§ **To be done**:
Only the lines holding the string "silver" are needed. Copy each one.

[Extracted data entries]
----

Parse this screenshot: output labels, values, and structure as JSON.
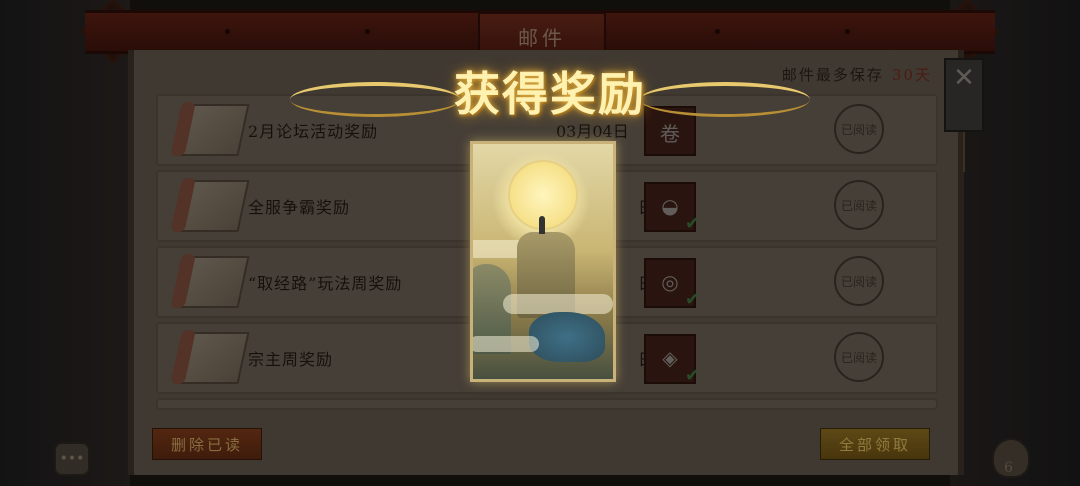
{
  "window": {
    "title": "邮件"
  },
  "mail_limit": {
    "label": "邮件最多保存",
    "value": "30天"
  },
  "mails": [
    {
      "title": "2月论坛活动奖励",
      "date": "03月04日",
      "item_icon": "scroll-item-icon",
      "status": "已阅读"
    },
    {
      "title": "全服争霸奖励",
      "date": "日",
      "item_icon": "silver-ingot-icon",
      "status": "已阅读"
    },
    {
      "title": "“取经路”玩法周奖励",
      "date": "日",
      "item_icon": "coin-icon",
      "status": "已阅读"
    },
    {
      "title": "宗主周奖励",
      "date": "日",
      "item_icon": "silver-pieces-icon",
      "status": "已阅读"
    }
  ],
  "buttons": {
    "delete_read": "删除已读",
    "claim_all": "全部领取"
  },
  "reward_popup": {
    "title": "获得奖励"
  },
  "bag": {
    "count": "6"
  },
  "icons": {
    "close": "close-icon",
    "chat": "chat-icon",
    "bag": "bag-icon"
  },
  "colors": {
    "frame_red": "#5a1f14",
    "parchment": "#5e554b",
    "gold": "#e8c96d"
  }
}
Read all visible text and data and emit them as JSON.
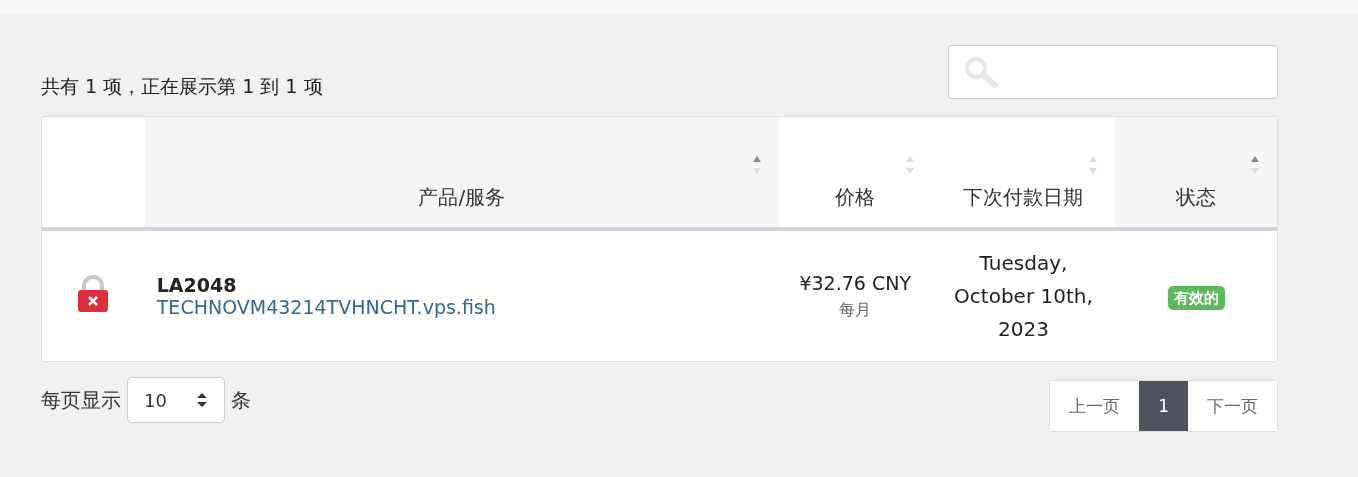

----

§ **Answer for the task**:
      "item_icon": "silver-ingot-icon",
      "item_icon": "silver-pieces-icon",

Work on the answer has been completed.